What you are asked to do:
Exactly reproduce the lines that follow.

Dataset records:
---

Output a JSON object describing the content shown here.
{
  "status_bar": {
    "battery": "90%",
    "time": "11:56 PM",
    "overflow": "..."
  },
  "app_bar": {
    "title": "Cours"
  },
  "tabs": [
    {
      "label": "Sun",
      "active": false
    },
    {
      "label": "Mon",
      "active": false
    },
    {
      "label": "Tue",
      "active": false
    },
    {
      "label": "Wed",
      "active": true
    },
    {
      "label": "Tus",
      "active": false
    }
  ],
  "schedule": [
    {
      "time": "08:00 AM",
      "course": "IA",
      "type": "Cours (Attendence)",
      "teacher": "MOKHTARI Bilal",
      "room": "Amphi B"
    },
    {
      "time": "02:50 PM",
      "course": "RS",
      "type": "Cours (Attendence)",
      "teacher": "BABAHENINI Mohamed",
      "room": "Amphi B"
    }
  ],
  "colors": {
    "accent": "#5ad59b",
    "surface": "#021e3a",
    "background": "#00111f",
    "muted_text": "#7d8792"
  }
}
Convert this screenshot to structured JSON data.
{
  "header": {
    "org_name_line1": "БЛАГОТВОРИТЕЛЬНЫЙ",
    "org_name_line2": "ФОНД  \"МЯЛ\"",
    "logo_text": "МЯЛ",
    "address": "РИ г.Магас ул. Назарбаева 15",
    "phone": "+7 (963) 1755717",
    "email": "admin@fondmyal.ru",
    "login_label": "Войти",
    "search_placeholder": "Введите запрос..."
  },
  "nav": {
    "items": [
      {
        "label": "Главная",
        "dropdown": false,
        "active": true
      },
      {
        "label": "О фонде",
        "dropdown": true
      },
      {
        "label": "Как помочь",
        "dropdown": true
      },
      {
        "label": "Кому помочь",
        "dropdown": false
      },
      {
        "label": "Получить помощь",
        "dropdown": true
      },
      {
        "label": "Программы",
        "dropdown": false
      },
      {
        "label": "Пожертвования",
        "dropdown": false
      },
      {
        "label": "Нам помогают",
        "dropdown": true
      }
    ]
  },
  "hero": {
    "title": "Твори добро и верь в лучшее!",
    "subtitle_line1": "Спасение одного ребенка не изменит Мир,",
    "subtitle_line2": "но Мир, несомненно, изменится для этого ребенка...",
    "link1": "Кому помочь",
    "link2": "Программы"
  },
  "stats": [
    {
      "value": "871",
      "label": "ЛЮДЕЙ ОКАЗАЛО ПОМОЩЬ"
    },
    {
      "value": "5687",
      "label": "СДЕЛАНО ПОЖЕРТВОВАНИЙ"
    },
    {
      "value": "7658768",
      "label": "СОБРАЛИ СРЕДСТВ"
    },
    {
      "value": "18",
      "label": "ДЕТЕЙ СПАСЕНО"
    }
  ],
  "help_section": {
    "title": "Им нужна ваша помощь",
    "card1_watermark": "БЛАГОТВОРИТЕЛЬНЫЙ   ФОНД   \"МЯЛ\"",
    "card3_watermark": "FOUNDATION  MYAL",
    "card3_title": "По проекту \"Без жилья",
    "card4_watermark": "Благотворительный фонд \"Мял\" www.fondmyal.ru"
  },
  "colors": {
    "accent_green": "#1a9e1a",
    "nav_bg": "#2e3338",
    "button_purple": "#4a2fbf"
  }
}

---

Exercise output:
Output a JSON object describing the content shown here.
{
  "status_bar": {
    "battery": "90%",
    "time": "11:56 PM",
    "overflow": "..."
  },
  "app_bar": {
    "title": "Cours"
  },
  "tabs": [
    {
      "label": "Sun",
      "active": false
    },
    {
      "label": "Mon",
      "active": false
    },
    {
      "label": "Tue",
      "active": false
    },
    {
      "label": "Wed",
      "active": true
    },
    {
      "label": "Tus",
      "active": false
    }
  ],
  "schedule": [
    {
      "time": "08:00 AM",
      "course": "IA",
      "type": "Cours (Attendence)",
      "teacher": "MOKHTARI Bilal",
      "room": "Amphi B"
    },
    {
      "time": "02:50 PM",
      "course": "RS",
      "type": "Cours (Attendence)",
      "teacher": "BABAHENINI Mohamed",
      "room": "Amphi B"
    }
  ],
  "colors": {
    "accent": "#5ad59b",
    "surface": "#021e3a",
    "background": "#00111f",
    "muted_text": "#7d8792"
  }
}
Convert this screenshot to structured JSON data.
{
  "header": {
    "org_name_line1": "БЛАГОТВОРИТЕЛЬНЫЙ",
    "org_name_line2": "ФОНД  \"МЯЛ\"",
    "logo_text": "МЯЛ",
    "address": "РИ г.Магас ул. Назарбаева 15",
    "phone": "+7 (963) 1755717",
    "email": "admin@fondmyal.ru",
    "login_label": "Войти",
    "search_placeholder": "Введите запрос..."
  },
  "nav": {
    "items": [
      {
        "label": "Главная",
        "dropdown": false,
        "active": true
      },
      {
        "label": "О фонде",
        "dropdown": true
      },
      {
        "label": "Как помочь",
        "dropdown": true
      },
      {
        "label": "Кому помочь",
        "dropdown": false
      },
      {
        "label": "Получить помощь",
        "dropdown": true
      },
      {
        "label": "Программы",
        "dropdown": false
      },
      {
        "label": "Пожертвования",
        "dropdown": false
      },
      {
        "label": "Нам помогают",
        "dropdown": true
      }
    ]
  },
  "hero": {
    "title": "Твори добро и верь в лучшее!",
    "subtitle_line1": "Спасение одного ребенка не изменит Мир,",
    "subtitle_line2": "но Мир, несомненно, изменится для этого ребенка...",
    "link1": "Кому помочь",
    "link2": "Программы"
  },
  "stats": [
    {
      "value": "871",
      "label": "ЛЮДЕЙ ОКАЗАЛО ПОМОЩЬ"
    },
    {
      "value": "5687",
      "label": "СДЕЛАНО ПОЖЕРТВОВАНИЙ"
    },
    {
      "value": "7658768",
      "label": "СОБРАЛИ СРЕДСТВ"
    },
    {
      "value": "18",
      "label": "ДЕТЕЙ СПАСЕНО"
    }
  ],
  "help_section": {
    "title": "Им нужна ваша помощь",
    "card1_watermark": "БЛАГОТВОРИТЕЛЬНЫЙ   ФОНД   \"МЯЛ\"",
    "card3_watermark": "FOUNDATION  MYAL",
    "card3_title": "По проекту \"Без жилья",
    "card4_watermark": "Благотворительный фонд \"Мял\" www.fondmyal.ru"
  },
  "colors": {
    "accent_green": "#1a9e1a",
    "nav_bg": "#2e3338",
    "button_purple": "#4a2fbf"
  }
}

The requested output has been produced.